What you have to do ▸ Review the lines that follow and copy each one that contains the word "rear".

::: The data

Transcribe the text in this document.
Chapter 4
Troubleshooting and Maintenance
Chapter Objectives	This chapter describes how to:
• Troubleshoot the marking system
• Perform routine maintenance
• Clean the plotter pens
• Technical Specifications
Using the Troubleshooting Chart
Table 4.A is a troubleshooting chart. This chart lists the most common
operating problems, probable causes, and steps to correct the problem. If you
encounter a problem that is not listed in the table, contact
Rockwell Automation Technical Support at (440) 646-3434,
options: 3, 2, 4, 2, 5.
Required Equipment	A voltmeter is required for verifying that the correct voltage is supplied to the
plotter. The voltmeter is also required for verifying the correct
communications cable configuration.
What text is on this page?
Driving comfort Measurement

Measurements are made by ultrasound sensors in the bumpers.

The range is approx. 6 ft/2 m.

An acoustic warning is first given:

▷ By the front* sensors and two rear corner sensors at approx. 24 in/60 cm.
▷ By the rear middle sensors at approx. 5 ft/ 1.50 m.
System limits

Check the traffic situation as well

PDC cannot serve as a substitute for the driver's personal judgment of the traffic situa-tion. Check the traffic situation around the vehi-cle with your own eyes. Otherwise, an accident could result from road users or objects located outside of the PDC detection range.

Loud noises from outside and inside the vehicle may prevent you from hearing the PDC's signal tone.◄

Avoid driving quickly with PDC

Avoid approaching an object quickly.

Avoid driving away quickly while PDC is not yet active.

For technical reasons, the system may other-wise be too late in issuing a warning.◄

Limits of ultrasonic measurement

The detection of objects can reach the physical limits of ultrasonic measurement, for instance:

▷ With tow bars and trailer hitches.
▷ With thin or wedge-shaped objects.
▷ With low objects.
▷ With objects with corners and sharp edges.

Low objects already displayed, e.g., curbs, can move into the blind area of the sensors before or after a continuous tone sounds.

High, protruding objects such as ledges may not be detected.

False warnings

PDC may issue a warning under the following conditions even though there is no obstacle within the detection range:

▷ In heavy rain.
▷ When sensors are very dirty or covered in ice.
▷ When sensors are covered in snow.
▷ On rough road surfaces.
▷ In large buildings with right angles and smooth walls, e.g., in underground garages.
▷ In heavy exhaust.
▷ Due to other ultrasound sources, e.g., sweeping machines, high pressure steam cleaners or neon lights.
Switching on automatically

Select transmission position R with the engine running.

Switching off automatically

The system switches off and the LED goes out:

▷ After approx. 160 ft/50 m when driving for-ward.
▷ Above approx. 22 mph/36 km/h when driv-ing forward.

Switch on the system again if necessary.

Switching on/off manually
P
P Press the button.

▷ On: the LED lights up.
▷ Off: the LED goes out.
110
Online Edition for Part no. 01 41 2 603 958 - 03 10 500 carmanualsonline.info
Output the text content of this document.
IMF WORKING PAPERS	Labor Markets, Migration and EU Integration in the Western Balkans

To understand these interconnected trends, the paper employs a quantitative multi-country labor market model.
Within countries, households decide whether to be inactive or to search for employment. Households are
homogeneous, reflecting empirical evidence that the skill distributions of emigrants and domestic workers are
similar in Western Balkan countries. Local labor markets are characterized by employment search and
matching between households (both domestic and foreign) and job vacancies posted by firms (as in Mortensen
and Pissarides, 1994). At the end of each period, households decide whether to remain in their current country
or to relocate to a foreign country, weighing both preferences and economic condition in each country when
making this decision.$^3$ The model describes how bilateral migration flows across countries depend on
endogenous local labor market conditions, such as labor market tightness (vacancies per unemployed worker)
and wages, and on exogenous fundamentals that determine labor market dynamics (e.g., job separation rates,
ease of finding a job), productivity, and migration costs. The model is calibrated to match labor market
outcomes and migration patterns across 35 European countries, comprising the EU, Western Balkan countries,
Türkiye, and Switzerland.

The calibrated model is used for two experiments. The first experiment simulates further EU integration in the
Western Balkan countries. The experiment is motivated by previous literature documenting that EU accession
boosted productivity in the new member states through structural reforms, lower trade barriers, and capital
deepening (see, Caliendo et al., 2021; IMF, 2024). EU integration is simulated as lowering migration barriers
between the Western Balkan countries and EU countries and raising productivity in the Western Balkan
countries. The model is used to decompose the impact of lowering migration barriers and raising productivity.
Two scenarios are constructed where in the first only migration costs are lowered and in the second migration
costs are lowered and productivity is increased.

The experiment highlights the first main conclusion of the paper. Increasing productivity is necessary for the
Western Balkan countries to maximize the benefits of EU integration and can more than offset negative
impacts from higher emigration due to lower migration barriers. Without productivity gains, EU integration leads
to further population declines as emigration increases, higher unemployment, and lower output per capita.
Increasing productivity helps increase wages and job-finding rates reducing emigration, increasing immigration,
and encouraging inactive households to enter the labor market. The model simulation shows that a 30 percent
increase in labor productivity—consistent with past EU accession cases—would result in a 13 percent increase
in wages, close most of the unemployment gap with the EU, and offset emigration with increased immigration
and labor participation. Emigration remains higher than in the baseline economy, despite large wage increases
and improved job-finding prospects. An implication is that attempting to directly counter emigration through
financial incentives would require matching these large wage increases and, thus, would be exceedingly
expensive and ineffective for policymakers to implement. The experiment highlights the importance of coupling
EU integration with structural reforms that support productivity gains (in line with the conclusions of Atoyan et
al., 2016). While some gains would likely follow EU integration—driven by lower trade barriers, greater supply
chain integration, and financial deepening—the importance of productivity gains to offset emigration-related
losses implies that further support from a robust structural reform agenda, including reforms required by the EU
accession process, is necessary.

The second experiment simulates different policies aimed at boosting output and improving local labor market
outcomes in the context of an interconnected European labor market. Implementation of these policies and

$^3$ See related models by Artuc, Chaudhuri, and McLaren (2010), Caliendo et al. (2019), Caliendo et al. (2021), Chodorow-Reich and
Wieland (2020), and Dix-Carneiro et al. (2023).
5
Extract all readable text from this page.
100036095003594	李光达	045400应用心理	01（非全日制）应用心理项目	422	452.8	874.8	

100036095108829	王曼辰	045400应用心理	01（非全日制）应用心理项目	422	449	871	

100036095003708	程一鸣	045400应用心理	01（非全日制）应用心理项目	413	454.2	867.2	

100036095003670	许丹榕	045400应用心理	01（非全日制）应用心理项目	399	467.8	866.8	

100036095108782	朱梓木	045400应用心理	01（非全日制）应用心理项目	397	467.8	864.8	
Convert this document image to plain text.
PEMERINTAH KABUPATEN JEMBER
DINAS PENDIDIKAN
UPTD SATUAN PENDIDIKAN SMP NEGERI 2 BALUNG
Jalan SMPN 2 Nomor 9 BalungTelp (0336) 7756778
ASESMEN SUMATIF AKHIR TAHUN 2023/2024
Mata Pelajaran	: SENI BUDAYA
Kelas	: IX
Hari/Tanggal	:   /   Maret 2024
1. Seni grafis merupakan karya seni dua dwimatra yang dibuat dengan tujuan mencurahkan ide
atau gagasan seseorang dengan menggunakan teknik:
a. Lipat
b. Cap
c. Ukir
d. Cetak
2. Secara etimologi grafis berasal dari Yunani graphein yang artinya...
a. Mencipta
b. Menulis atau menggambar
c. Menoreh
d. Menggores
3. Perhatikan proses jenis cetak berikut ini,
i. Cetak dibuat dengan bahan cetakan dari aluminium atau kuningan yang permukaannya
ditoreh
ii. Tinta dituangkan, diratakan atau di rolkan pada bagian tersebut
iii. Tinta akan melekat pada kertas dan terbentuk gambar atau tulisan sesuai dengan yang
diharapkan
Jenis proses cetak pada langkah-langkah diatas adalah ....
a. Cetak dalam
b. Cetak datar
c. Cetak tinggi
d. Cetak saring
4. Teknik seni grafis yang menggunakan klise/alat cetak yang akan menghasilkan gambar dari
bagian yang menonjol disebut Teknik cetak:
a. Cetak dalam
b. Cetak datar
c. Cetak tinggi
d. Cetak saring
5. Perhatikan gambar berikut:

::::::

Response to this exercise ▸
▷ By the front* sensors and two rear corner sensors at approx. 24 in/60 cm.
▷ By the rear middle sensors at approx. 5 ft/ 1.50 m.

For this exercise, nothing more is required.